* [Task directions]
Locate each line below that includes "fordelingen" and reproduce it.

[Entries with figure data]
***

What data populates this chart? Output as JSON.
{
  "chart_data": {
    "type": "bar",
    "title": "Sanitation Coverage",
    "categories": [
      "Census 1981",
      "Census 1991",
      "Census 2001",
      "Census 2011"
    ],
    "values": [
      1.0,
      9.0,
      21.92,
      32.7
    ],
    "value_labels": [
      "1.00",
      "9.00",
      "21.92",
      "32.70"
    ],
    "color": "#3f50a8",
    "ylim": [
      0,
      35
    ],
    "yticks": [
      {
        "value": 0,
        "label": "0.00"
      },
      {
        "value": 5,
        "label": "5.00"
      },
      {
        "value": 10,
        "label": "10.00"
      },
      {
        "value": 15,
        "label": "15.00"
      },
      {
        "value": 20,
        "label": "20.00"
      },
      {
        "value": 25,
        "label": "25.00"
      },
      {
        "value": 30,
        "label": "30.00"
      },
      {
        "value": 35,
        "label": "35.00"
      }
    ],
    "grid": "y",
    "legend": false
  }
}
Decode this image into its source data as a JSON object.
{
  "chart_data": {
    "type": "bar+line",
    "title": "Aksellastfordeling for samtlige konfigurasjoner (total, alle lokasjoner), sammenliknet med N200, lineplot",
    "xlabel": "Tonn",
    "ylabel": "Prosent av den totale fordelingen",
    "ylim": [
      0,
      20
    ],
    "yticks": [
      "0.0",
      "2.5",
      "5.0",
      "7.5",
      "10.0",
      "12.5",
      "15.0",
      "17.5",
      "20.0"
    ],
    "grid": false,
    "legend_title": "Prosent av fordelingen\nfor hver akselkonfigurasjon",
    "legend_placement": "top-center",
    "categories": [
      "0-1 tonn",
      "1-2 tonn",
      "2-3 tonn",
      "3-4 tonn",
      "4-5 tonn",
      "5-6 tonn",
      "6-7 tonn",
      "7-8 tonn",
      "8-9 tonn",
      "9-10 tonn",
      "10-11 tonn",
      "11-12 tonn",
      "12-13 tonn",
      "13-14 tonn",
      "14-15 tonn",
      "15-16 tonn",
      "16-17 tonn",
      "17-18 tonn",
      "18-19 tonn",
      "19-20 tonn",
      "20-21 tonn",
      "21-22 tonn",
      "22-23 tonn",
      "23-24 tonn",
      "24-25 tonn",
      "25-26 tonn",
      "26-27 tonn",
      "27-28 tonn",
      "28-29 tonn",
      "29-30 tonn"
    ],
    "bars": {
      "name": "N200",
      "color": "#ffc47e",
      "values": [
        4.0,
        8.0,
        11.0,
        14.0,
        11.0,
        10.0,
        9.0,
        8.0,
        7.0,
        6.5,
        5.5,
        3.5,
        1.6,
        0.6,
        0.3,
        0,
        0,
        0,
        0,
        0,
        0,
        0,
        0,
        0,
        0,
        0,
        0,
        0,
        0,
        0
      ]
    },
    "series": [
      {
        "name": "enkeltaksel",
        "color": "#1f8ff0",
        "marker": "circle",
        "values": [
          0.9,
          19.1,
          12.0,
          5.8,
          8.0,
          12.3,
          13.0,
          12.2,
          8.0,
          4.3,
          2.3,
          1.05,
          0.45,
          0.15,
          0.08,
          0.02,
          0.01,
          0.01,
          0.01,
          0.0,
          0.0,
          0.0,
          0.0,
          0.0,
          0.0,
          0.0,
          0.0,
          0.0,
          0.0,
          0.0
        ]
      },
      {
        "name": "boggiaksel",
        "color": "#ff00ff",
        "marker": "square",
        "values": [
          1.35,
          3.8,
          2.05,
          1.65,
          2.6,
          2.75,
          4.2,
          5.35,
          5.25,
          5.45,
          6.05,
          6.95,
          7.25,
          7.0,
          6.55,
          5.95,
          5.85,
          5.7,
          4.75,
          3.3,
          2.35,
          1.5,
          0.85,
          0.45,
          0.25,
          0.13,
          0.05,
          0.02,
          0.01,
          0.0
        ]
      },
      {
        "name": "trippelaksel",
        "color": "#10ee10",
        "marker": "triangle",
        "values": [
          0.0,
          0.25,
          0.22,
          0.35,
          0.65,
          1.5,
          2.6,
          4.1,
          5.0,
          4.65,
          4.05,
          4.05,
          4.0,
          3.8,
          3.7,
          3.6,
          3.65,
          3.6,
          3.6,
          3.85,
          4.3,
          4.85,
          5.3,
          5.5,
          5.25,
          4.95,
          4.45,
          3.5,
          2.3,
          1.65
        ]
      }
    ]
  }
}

***

* [Written solution]
    "ylabel": "Prosent av den totale fordelingen",
    "legend_title": "Prosent av fordelingen\nfor hver akselkonfigurasjon",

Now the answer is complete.